== ESTRATTO DEL TESTO ==
Essi basarono la loro azione su due principi fondamentali: il principio di legittimità, secondo cui su ogni trono doveva tornare il legittimo sovrano che era stato spodestato, e il principio di equilibrio, secondo cui si doveva bilanciare la grandezza territoriale dei vari stati e creare degli stati cuscinetto per favorire una duratura pace europea. Nascono, così, delle nuove alleanze come la Santa Alleanza che comprendeva Russia, Prussia e Austria, e la quadruplice alleanza fra Inghilterra, Austria, Prussia e Russia con lo scopo di contenere una possibile reazione francese.
Per la prima volta nella storia dell’Europa moderna, tutti i sovrani e i loro ministri partecipavano ai dibattiti di un grande congresso in prima persona. I protagonisti furono Talleyrand per la Francia, Robert Stewart per l’Inghilterra, Metternich per l’Austria, il barone von Hardenberg per la Prussia e lo zar Alessandro I per la Russia.

Registro di annotazioni spaziali:
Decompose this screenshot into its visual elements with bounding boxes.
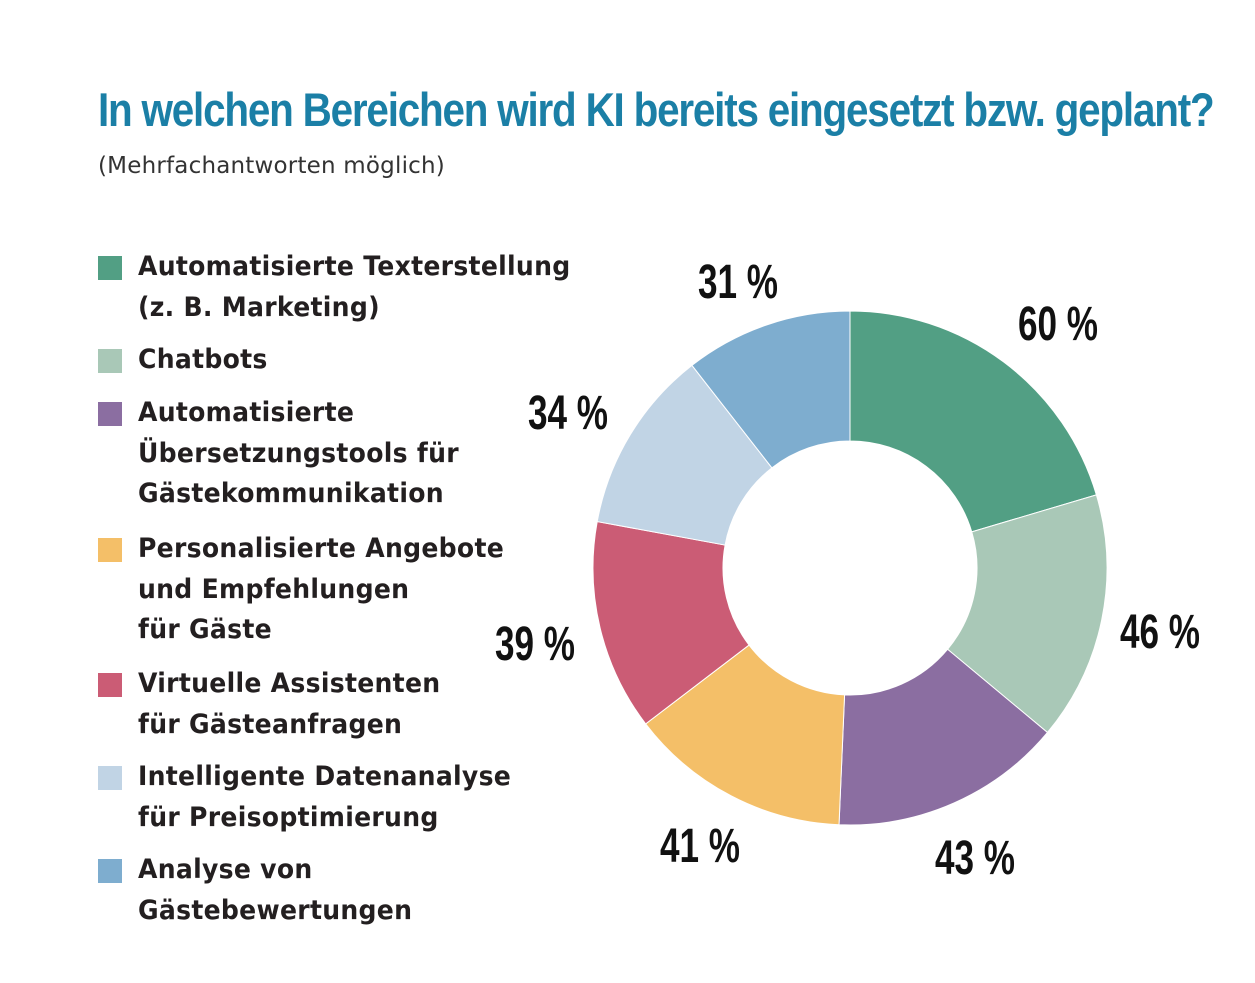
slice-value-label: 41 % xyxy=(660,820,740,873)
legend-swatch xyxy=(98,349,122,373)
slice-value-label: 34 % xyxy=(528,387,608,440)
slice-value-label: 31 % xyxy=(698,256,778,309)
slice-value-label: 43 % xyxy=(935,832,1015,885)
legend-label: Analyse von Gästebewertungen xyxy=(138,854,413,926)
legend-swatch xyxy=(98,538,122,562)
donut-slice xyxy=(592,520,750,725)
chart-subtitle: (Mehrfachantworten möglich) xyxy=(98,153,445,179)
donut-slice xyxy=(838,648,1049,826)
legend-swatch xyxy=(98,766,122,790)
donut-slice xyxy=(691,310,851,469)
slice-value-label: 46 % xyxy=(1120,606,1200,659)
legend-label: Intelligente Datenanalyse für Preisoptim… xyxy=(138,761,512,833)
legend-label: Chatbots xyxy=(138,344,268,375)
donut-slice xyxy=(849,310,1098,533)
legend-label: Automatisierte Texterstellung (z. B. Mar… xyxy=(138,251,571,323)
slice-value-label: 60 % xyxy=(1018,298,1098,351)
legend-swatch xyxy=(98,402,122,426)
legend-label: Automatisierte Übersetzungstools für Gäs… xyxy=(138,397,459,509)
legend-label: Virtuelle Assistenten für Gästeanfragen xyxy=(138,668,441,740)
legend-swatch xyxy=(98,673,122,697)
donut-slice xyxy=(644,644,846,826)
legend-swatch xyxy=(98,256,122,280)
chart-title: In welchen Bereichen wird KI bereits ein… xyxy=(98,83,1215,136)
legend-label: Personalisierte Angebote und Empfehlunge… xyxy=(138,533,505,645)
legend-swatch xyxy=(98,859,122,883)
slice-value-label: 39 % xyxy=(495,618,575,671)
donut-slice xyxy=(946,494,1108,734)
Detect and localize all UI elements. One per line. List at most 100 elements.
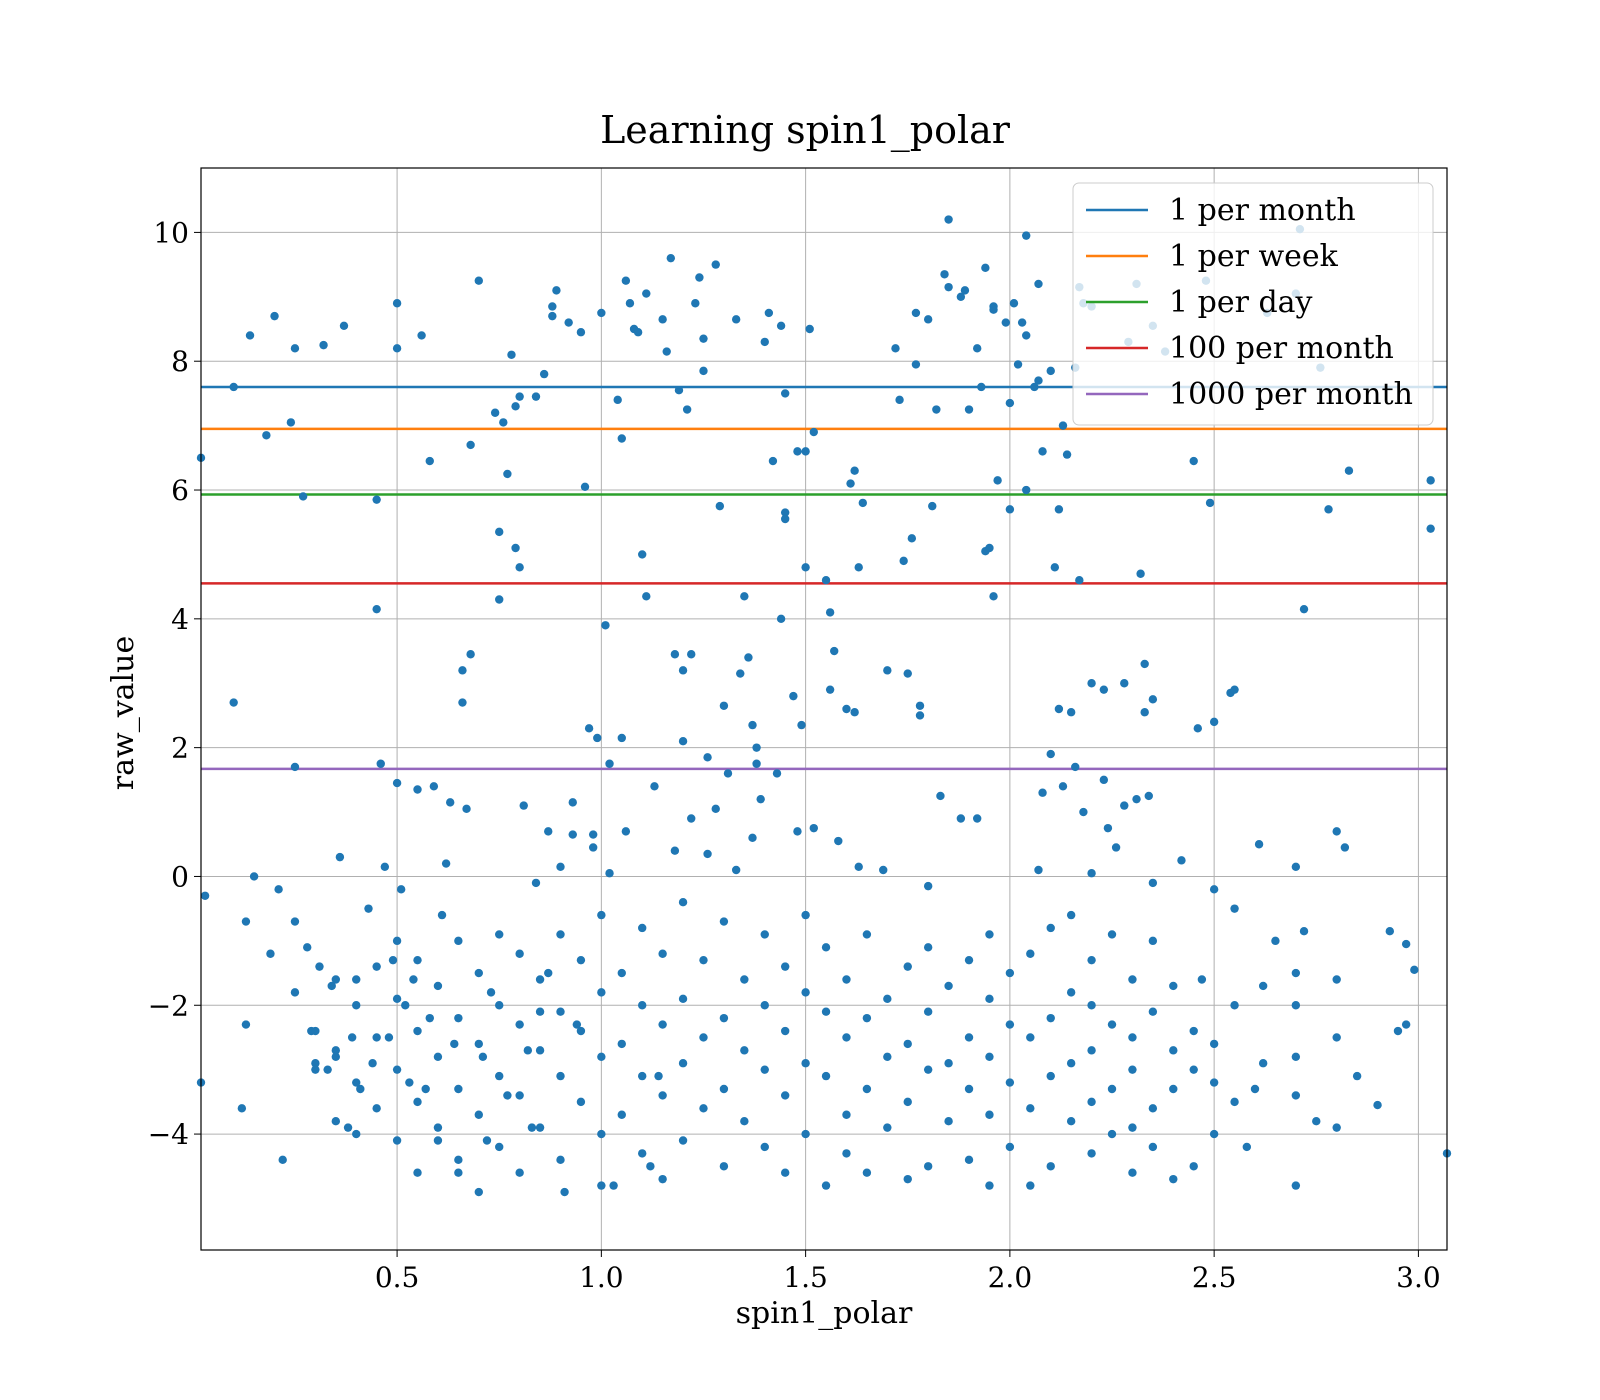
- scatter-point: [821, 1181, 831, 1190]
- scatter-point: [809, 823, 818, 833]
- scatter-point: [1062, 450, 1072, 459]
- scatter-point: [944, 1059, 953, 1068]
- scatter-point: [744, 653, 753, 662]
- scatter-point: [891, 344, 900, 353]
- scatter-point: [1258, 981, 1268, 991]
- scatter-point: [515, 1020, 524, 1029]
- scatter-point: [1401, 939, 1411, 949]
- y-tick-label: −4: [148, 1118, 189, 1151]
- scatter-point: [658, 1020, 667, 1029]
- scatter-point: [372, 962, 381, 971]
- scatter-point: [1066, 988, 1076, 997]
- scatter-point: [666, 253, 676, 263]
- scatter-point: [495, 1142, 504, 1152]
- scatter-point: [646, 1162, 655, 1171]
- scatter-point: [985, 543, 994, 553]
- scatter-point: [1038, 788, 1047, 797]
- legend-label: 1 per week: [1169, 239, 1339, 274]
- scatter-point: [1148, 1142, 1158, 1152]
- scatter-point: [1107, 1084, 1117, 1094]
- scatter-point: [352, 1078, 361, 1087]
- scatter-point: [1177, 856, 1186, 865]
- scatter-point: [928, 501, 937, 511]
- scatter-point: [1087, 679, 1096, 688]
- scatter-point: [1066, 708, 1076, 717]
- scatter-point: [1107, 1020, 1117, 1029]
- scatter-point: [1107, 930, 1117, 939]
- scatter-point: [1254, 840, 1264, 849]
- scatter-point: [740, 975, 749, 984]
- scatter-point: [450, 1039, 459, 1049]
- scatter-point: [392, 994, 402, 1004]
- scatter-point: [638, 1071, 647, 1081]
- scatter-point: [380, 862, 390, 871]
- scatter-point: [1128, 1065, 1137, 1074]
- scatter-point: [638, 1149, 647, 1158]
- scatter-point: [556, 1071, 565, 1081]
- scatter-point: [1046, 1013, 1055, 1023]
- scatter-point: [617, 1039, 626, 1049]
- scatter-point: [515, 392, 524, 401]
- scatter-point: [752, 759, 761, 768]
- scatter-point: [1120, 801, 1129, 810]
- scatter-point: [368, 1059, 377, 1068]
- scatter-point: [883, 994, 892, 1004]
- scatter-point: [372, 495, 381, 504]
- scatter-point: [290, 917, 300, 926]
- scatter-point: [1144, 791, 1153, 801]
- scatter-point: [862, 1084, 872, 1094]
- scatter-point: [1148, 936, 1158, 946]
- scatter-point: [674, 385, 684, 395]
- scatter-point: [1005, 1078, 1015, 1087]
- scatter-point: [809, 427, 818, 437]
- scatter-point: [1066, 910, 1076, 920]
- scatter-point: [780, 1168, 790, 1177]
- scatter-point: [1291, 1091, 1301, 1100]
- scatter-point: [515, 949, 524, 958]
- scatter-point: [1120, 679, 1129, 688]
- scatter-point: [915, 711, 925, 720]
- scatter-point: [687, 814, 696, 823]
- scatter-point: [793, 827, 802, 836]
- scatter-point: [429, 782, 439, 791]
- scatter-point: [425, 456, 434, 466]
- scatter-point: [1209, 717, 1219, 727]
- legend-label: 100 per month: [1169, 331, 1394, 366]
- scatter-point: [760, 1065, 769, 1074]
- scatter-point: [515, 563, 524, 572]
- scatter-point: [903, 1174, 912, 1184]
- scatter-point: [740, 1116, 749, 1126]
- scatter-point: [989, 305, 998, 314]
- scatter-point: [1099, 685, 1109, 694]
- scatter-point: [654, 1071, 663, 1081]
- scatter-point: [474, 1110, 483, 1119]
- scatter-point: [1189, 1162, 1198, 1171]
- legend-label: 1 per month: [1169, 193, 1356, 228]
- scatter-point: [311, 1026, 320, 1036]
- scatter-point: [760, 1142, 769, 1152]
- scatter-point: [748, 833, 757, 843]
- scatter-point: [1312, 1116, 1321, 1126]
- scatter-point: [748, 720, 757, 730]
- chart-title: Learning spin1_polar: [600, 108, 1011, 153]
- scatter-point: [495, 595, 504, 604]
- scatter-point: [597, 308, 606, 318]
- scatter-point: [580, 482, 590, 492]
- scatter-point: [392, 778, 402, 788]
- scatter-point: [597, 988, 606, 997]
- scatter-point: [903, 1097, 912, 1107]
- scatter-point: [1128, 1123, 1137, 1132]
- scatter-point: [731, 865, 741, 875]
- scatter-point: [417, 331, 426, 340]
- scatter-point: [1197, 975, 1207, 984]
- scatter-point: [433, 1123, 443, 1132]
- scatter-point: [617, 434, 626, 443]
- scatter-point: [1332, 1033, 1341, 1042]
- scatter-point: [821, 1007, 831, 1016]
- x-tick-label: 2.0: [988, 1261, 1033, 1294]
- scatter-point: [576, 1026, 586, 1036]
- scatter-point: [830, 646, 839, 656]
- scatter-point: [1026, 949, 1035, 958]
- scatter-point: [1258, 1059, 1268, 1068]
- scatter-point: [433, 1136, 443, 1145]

== CONSEGNA A ==
Nel brano sul congresso, riscrivi il passo che inizia con "Essi basarono la" e si chiude dopo "possibile reazione francese.", sostituendo "duratura" con "stabile".
== CONSEGNA B ==
Stabilisci se ciascuna affermazione concorda con il brano sul congresso, rispondendo sì o no e citando le parole del brano che lo dimostrano.
(i) La Santa Alleanza comprendeva l'Inghilterra.
(ii) Metternich partecipò al congresso per l'Austria.
(iii) Il principio di equilibrio prevedeva la creazione di stati cuscinetto.
== CONSEGNA C ==
Prosegui il brano sul congresso a partire dalla sua ultima frase.

== RISULTATO A ==
Essi basarono la loro azione su due principi fondamentali: il principio di legittimità, secondo cui su ogni trono doveva tornare il legittimo sovrano che era stato spodestato, e il principio di equilibrio, secondo cui si doveva bilanciare la grandezza territoriale dei vari stati e creare degli stati cuscinetto per favorire una stabile pace europea. Nascono, così, delle nuove alleanze come la Santa Alleanza che comprendeva Russia, Prussia e Austria, e la quadruplice alleanza fra Inghilterra, Austria, Prussia e Russia con lo scopo di contenere una possibile reazione francese.

== RISULTATO B ==
(i) No: "la Santa Alleanza che comprendeva Russia, Prussia e Austria".
(ii) Sì: "Metternich per l’Austria".
(iii) Sì: "creare degli stati cuscinetto per favorire una duratura pace europea".

== RISULTATO C ==
Il personaggio che più influenzava lo svolgersi del Congresso di Vienna, anche perché in rappresentanza della parte perdente, fu certamente Talleyrand. Suo obiettivo fu quello di tenere la Francia, pur sconfitta, nella cerchia delle grandi potenze. Il principale antagonista del Talleyrand fu Metternich, cancelliere austriaco e figura autorevole nel panorama politico europeo che elaborò tutte le clausole della nuova realtà politica sintetizzandole in 121 Articoli.
L'Italia con la Restaurazione perdette l'Unità acquisita e vide instaurarsi un forte predominio austriaco.
La penisola italiana fu divisa in 10 Stati:
il Regno di Sardegna, il Regno Lombardo-Veneto, il Ducato di Parma e Piacenza Ducato di Modena e Reggio, il Ducato di Massa e Carrara, il Granducato di Toscana, il Ducato di Lucca, lo Stato della Chiesa, la Repubblica di San Marino, il Regno di Napoli e di Sicilia e Regno delle Due Sicilie.
Il Trentino, il Sud Tirolo e la Venezia Giulia tornavano a far parte dell'Impero Austro-Ungarico.
Il Tricolore Cisalpino fu sostituito con le bandiere delle rispettive ripristinate Dinastie e Ducati.
Durante la Restaurazioni gli italiani si misero al lavoro per creare da soli uno Stato Nazionale e il Risorgimento fu una conquista degli italiani prima di tutto su se stessi.
Con il ritorno dei sovrani e del potere ecclesiastico, si mossero i primi movimenti patriottici organizzati in Società segrete.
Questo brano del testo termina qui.